→ BRIEF
Copy each line that contains the string "source".

## Begin MATERIAL FOR THE TASK

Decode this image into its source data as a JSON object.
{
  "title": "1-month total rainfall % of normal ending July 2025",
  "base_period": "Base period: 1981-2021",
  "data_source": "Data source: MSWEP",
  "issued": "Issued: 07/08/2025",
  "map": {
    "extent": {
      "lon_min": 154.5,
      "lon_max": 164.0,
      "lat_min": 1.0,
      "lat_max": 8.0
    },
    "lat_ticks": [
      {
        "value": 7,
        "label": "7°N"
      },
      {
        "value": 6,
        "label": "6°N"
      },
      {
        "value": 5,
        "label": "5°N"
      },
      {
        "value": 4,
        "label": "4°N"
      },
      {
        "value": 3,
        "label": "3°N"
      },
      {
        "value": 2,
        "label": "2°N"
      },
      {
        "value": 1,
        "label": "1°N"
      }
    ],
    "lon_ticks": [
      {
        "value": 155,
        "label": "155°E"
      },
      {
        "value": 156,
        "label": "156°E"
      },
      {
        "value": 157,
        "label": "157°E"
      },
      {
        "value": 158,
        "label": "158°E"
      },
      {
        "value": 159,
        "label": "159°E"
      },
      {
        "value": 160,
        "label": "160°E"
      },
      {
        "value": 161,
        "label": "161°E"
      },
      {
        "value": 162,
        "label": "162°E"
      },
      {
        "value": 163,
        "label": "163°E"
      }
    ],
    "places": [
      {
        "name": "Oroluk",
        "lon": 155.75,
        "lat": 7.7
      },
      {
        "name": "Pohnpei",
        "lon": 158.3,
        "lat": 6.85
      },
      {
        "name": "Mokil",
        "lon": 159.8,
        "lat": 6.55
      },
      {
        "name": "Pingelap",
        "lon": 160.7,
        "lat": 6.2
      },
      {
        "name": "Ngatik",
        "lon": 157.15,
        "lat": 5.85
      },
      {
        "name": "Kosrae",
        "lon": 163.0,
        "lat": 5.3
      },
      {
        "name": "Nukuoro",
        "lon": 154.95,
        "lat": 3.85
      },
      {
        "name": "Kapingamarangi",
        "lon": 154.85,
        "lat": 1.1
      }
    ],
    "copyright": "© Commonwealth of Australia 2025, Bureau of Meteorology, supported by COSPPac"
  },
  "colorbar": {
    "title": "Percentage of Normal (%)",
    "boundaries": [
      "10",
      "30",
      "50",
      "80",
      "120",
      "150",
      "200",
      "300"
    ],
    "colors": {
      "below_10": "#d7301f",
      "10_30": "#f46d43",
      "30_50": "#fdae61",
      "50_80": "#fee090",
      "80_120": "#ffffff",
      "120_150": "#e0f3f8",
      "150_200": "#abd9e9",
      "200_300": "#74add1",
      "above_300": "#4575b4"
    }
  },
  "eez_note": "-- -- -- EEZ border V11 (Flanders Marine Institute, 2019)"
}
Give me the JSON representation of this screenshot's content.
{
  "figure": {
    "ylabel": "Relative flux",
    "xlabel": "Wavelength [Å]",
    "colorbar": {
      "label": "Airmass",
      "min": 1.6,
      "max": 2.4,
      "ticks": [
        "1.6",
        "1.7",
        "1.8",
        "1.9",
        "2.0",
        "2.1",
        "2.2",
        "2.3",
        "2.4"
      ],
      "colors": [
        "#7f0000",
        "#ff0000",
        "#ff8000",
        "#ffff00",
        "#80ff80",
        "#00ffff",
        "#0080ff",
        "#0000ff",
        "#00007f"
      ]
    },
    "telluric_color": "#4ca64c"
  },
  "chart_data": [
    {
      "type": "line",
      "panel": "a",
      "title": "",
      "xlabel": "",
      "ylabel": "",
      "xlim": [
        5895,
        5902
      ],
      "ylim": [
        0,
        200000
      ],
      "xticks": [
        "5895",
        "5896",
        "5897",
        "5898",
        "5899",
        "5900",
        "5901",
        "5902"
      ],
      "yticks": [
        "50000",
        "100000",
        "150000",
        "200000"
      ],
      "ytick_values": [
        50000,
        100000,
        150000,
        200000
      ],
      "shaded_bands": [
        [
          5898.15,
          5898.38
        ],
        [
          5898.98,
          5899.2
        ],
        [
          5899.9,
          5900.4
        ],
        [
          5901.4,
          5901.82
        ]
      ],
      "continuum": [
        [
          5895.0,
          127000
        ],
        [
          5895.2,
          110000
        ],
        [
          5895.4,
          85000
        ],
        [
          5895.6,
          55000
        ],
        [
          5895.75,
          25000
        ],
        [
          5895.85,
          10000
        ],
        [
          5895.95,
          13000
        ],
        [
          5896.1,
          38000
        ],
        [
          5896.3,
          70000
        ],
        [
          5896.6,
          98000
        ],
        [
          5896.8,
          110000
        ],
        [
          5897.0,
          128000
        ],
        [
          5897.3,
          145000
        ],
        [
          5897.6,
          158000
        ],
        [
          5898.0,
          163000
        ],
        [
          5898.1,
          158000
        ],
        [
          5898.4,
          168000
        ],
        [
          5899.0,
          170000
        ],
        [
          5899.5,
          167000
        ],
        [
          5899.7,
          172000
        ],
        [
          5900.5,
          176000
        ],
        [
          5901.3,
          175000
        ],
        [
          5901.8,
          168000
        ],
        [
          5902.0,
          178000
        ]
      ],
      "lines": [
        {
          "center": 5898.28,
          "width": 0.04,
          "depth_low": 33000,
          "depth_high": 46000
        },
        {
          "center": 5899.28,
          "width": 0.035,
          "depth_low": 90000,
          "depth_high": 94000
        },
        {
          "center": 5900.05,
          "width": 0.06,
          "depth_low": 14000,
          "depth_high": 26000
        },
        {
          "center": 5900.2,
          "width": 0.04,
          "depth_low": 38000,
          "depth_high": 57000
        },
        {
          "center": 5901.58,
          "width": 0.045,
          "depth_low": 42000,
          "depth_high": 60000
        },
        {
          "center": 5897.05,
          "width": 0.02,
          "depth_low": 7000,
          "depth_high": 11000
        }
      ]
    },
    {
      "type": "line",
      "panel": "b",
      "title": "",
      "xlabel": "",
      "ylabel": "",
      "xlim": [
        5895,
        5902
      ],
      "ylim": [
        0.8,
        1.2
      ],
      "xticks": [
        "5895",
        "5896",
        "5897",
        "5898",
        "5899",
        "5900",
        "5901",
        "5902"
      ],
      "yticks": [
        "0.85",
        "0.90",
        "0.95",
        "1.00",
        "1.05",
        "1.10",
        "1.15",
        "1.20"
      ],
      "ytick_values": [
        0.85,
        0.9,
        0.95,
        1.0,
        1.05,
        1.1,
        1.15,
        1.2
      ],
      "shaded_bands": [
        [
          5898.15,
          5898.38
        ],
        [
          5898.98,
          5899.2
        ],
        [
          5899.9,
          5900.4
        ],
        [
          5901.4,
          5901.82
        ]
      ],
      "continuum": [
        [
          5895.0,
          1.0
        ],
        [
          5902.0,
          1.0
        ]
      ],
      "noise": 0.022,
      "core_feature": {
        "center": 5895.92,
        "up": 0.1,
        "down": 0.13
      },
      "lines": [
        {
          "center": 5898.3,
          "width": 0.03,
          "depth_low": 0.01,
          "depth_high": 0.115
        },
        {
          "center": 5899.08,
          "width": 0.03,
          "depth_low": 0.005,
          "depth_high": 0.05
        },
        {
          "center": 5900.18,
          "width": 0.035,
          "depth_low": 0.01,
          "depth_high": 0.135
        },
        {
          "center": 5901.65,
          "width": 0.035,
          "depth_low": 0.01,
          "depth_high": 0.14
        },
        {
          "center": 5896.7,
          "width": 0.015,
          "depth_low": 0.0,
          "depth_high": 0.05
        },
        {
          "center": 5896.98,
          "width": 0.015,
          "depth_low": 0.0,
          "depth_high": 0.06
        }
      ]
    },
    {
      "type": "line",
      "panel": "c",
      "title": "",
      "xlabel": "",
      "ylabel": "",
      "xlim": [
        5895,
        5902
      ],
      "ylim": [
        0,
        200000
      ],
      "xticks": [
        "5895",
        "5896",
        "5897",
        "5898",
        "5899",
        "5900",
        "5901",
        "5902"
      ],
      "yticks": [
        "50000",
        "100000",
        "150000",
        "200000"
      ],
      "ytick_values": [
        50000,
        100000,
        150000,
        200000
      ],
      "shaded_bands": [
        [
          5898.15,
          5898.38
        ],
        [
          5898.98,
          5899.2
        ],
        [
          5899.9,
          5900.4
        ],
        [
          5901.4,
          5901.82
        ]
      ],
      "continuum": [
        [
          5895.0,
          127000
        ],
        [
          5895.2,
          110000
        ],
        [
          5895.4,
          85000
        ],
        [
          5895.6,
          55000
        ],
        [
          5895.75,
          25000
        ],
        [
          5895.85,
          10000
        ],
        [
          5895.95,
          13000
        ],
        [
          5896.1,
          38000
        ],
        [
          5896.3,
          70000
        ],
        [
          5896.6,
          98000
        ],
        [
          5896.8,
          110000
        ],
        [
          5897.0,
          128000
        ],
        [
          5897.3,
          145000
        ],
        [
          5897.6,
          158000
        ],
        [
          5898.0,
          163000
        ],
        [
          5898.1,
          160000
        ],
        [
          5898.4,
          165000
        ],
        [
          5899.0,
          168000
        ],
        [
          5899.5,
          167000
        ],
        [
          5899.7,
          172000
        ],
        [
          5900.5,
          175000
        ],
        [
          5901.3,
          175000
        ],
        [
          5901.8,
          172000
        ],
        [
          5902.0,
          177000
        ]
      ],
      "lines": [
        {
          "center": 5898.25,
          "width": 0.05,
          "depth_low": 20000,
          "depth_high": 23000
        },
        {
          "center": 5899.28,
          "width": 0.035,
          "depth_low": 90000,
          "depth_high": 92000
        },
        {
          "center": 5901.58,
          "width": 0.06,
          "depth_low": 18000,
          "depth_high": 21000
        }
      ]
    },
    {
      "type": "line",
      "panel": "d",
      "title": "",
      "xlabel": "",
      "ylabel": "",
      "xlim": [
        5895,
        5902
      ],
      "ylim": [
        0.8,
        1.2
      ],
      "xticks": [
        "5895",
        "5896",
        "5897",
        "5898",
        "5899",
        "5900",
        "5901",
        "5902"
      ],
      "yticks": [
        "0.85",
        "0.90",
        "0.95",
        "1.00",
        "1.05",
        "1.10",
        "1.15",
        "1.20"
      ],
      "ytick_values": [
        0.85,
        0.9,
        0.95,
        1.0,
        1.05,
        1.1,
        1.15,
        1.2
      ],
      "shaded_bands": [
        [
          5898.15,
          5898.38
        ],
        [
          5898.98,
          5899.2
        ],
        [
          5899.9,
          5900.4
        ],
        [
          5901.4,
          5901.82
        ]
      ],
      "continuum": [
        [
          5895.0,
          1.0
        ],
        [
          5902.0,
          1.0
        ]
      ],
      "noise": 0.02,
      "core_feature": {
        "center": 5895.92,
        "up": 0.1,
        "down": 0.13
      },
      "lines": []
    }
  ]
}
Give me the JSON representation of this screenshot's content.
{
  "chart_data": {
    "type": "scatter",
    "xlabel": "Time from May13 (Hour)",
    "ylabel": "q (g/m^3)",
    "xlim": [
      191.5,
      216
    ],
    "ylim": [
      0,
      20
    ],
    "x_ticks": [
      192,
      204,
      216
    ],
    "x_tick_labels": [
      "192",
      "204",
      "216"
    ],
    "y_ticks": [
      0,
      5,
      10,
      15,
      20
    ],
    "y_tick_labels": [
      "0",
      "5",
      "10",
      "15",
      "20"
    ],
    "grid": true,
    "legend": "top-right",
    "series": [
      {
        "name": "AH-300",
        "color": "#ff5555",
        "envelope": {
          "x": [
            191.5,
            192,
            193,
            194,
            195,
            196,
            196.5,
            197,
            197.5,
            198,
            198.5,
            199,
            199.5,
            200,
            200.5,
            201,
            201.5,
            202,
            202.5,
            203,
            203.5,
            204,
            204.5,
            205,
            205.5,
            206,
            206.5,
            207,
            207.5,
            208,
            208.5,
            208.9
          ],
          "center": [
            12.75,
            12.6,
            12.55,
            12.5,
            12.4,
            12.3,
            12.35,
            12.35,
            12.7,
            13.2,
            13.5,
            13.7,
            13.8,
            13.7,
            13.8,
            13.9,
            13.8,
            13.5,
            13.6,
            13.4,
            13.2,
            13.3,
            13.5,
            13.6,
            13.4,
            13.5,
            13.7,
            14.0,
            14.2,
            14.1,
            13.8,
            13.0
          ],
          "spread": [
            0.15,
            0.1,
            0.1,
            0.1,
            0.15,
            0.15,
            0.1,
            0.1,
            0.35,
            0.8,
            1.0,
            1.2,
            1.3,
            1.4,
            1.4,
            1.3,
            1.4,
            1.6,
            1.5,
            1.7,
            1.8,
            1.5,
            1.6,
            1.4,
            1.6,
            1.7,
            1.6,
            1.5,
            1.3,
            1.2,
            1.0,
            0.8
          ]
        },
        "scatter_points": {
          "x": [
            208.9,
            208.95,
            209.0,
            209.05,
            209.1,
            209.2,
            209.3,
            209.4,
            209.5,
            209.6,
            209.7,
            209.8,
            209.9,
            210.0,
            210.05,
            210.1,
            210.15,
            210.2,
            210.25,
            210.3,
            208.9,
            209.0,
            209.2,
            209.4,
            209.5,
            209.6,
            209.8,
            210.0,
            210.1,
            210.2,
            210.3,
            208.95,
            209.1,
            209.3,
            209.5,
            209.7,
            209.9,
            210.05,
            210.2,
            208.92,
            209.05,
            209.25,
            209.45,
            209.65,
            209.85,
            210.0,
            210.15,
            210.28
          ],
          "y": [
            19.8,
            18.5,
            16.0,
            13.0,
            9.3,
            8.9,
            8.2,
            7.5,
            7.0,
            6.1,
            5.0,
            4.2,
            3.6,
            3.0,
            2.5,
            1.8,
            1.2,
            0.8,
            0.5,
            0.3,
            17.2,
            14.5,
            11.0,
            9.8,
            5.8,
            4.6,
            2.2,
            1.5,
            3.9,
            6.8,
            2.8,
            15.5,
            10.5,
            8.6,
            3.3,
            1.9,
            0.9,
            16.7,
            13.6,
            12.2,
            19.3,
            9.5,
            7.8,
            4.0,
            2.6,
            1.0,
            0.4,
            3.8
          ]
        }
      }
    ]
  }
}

## End MATERIAL FOR THE TASK

→ SOLUTION FOR THIS PROBLEM
Decode this image into its source data as a JSON object.
  "data_source": "Data source: MSWEP",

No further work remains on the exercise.